▶ Short exercise: Search the data for the word "object" and copy every line where it occurs.
◇ ◇ ◇ ◇ ◇ ◇ ◇
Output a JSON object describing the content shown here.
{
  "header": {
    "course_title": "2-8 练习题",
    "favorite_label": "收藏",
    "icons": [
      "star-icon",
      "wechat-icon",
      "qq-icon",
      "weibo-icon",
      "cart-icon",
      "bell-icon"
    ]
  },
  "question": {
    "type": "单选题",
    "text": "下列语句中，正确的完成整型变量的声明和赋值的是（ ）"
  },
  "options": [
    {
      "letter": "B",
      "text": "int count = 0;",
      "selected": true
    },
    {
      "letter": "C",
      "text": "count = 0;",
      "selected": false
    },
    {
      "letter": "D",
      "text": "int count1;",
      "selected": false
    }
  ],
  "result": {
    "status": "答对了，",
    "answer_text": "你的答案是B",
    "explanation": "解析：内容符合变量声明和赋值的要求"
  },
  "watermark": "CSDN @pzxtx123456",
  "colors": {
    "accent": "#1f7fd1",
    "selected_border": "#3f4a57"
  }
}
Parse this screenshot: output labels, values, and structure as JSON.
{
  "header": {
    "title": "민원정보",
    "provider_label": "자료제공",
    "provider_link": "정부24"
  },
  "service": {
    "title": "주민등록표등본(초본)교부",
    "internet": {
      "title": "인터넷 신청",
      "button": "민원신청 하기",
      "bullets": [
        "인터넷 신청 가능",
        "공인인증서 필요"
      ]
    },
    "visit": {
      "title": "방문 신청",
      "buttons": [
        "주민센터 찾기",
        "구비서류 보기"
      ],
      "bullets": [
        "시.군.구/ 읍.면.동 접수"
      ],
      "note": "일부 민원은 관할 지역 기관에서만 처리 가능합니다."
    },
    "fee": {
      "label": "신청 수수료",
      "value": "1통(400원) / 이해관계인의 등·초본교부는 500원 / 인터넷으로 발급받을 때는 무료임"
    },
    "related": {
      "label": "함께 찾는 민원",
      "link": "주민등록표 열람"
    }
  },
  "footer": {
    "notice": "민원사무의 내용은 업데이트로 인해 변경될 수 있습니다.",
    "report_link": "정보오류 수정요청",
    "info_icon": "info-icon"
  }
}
◇ ◇ ◇ ◇ ◇ ◇ ◇
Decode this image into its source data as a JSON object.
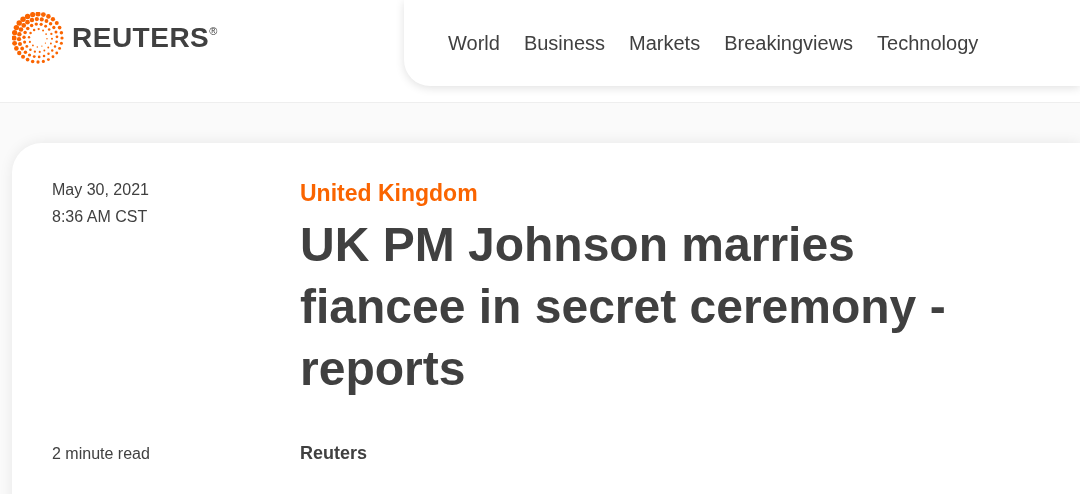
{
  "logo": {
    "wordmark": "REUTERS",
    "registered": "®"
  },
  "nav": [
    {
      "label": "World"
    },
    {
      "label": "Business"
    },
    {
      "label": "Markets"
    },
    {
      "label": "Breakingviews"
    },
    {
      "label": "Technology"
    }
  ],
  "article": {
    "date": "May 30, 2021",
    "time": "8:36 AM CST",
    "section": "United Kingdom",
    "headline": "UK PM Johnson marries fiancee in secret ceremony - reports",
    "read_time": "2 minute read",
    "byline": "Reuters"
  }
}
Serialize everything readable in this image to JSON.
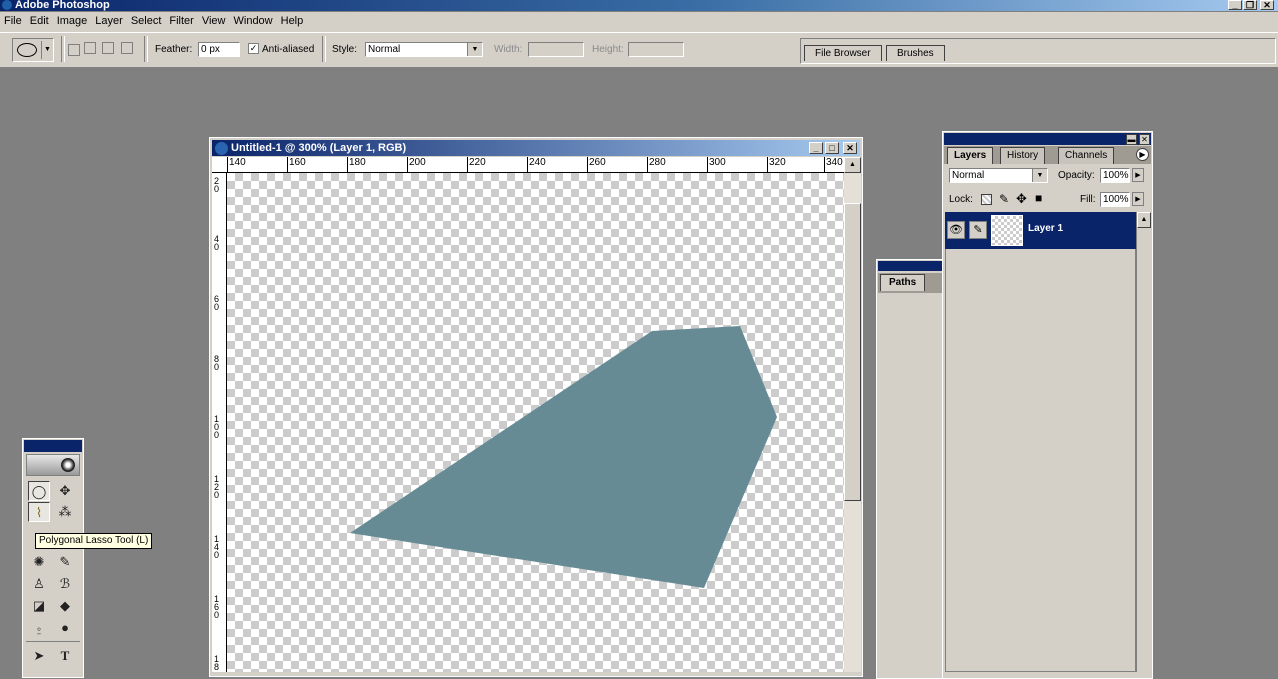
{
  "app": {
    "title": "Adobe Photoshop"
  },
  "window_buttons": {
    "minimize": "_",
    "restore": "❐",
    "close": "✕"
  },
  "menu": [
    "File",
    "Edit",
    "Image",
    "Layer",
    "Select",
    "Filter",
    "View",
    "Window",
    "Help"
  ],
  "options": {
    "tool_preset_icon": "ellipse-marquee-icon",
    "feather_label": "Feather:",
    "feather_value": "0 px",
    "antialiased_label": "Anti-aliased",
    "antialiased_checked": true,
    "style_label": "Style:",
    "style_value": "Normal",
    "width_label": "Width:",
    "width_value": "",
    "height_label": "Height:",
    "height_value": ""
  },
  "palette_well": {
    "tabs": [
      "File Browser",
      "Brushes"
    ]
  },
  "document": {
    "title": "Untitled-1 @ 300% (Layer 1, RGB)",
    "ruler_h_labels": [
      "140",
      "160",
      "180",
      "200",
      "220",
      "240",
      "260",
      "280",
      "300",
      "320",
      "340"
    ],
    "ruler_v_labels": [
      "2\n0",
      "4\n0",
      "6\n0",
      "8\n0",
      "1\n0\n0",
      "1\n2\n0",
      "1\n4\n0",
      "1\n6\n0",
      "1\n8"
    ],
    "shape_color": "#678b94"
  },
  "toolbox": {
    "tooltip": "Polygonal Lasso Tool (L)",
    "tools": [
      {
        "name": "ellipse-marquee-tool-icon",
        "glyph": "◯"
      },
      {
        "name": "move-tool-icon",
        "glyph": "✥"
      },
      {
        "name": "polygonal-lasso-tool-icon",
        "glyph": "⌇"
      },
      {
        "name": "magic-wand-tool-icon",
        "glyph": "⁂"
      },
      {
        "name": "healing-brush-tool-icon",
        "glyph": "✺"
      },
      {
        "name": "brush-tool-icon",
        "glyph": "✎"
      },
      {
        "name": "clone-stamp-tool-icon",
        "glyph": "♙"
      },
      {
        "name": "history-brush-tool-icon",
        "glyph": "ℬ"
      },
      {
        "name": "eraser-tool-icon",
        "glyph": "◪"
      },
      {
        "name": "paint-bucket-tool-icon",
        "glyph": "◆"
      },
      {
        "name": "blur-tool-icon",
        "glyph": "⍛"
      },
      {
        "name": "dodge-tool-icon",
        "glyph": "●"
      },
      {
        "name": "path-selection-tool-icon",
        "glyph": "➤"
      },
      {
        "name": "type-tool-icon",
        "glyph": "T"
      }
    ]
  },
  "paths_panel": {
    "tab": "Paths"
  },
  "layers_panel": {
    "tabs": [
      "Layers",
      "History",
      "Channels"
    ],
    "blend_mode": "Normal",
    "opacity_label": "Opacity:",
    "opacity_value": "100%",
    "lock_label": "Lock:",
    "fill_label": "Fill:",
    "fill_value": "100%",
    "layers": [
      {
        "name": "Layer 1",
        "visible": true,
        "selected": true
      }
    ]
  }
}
◇ ◇ ◇ ◇ ◇ ◇ ◇
▶ Reply to the exercise:
Output a JSON object describing the content shown here.
Decode this image into its source data as a JSON object.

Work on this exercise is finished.